Each record must be retyped in full. No character may differ.

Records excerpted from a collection
++++++++++

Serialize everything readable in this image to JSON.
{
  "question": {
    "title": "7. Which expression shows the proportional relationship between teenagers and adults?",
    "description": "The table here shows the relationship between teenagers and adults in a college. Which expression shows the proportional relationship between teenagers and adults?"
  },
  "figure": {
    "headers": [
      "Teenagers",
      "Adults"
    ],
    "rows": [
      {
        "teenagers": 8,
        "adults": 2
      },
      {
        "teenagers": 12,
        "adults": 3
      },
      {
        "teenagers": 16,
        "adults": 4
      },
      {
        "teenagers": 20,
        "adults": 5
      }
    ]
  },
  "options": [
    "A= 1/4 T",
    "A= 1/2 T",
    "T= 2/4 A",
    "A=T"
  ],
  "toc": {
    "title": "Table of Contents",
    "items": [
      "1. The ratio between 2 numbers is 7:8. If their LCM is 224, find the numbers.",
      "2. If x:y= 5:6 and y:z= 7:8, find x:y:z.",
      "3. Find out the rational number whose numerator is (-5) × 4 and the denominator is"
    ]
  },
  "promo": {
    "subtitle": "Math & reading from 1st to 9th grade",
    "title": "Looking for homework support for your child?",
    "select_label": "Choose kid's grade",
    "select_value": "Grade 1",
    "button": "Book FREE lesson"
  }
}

++++++++++

RESPONSE:
Serialize everything readable in this image to JSON.
{
  "question": {
    "title": "7. Which expression shows the proportional relationship between teenagers and adults?",
    "description": "The table here shows the relationship between teenagers and adults in a college. Which expression shows the proportional relationship between teenagers and adults?"
  },
  "figure": {
    "headers": [
      "Teenagers",
      "Adults"
    ],
    "rows": [
      {
        "teenagers": 8,
        "adults": 2
      },
      {
        "teenagers": 12,
        "adults": 3
      },
      {
        "teenagers": 16,
        "adults": 4
      },
      {
        "teenagers": 20,
        "adults": 5
      }
    ]
  },
  "options": [
    "A= 1/4 T",
    "A= 1/2 T",
    "T= 2/4 A",
    "A=T"
  ],
  "toc": {
    "title": "Table of Contents",
    "items": [
      "1. The ratio between 2 numbers is 7:8. If their LCM is 224, find the numbers.",
      "2. If x:y= 5:6 and y:z= 7:8, find x:y:z.",
      "3. Find out the rational number whose numerator is (-5) × 4 and the denominator is"
    ]
  },
  "promo": {
    "subtitle": "Math & reading from 1st to 9th grade",
    "title": "Looking for homework support for your child?",
    "select_label": "Choose kid's grade",
    "select_value": "Grade 1",
    "button": "Book FREE lesson"
  }
}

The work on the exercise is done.